* **TASK OBJECTIVE**
Print all entries word for word.

Figure content listings

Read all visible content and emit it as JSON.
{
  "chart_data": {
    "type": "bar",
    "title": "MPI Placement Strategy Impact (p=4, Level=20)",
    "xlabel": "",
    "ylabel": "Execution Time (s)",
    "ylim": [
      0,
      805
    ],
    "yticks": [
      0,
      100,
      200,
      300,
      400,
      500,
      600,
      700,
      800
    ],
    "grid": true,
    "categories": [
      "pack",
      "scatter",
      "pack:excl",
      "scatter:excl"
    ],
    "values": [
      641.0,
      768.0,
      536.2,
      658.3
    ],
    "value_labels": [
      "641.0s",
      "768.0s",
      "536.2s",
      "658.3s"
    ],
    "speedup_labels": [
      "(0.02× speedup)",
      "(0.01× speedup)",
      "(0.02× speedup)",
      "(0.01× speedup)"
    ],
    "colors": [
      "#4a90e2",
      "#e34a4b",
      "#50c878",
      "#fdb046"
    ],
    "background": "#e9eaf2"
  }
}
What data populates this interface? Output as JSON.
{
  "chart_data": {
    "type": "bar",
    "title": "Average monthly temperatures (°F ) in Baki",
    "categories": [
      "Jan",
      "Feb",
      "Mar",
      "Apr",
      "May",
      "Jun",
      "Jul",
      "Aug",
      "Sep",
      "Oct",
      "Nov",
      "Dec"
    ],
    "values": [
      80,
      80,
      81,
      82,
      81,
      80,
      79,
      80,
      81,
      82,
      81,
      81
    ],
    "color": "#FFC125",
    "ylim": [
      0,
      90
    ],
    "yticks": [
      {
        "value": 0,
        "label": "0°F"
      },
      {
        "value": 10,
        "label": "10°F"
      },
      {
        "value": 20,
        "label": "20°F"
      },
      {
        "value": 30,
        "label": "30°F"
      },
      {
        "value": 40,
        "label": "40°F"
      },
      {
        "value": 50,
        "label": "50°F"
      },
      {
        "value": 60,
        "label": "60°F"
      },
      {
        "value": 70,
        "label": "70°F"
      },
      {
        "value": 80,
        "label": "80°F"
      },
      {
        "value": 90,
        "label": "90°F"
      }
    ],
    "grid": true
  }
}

* **TASK RESULT**
Read all visible content and emit it as JSON.
{
  "chart_data": {
    "type": "bar",
    "title": "MPI Placement Strategy Impact (p=4, Level=20)",
    "xlabel": "",
    "ylabel": "Execution Time (s)",
    "ylim": [
      0,
      805
    ],
    "yticks": [
      0,
      100,
      200,
      300,
      400,
      500,
      600,
      700,
      800
    ],
    "grid": true,
    "categories": [
      "pack",
      "scatter",
      "pack:excl",
      "scatter:excl"
    ],
    "values": [
      641.0,
      768.0,
      536.2,
      658.3
    ],
    "value_labels": [
      "641.0s",
      "768.0s",
      "536.2s",
      "658.3s"
    ],
    "speedup_labels": [
      "(0.02× speedup)",
      "(0.01× speedup)",
      "(0.02× speedup)",
      "(0.01× speedup)"
    ],
    "colors": [
      "#4a90e2",
      "#e34a4b",
      "#50c878",
      "#fdb046"
    ],
    "background": "#e9eaf2"
  }
}
What data populates this interface? Output as JSON.
{
  "chart_data": {
    "type": "bar",
    "title": "Average monthly temperatures (°F ) in Baki",
    "categories": [
      "Jan",
      "Feb",
      "Mar",
      "Apr",
      "May",
      "Jun",
      "Jul",
      "Aug",
      "Sep",
      "Oct",
      "Nov",
      "Dec"
    ],
    "values": [
      80,
      80,
      81,
      82,
      81,
      80,
      79,
      80,
      81,
      82,
      81,
      81
    ],
    "color": "#FFC125",
    "ylim": [
      0,
      90
    ],
    "yticks": [
      {
        "value": 0,
        "label": "0°F"
      },
      {
        "value": 10,
        "label": "10°F"
      },
      {
        "value": 20,
        "label": "20°F"
      },
      {
        "value": 30,
        "label": "30°F"
      },
      {
        "value": 40,
        "label": "40°F"
      },
      {
        "value": 50,
        "label": "50°F"
      },
      {
        "value": 60,
        "label": "60°F"
      },
      {
        "value": 70,
        "label": "70°F"
      },
      {
        "value": 80,
        "label": "80°F"
      },
      {
        "value": 90,
        "label": "90°F"
      }
    ],
    "grid": true
  }
}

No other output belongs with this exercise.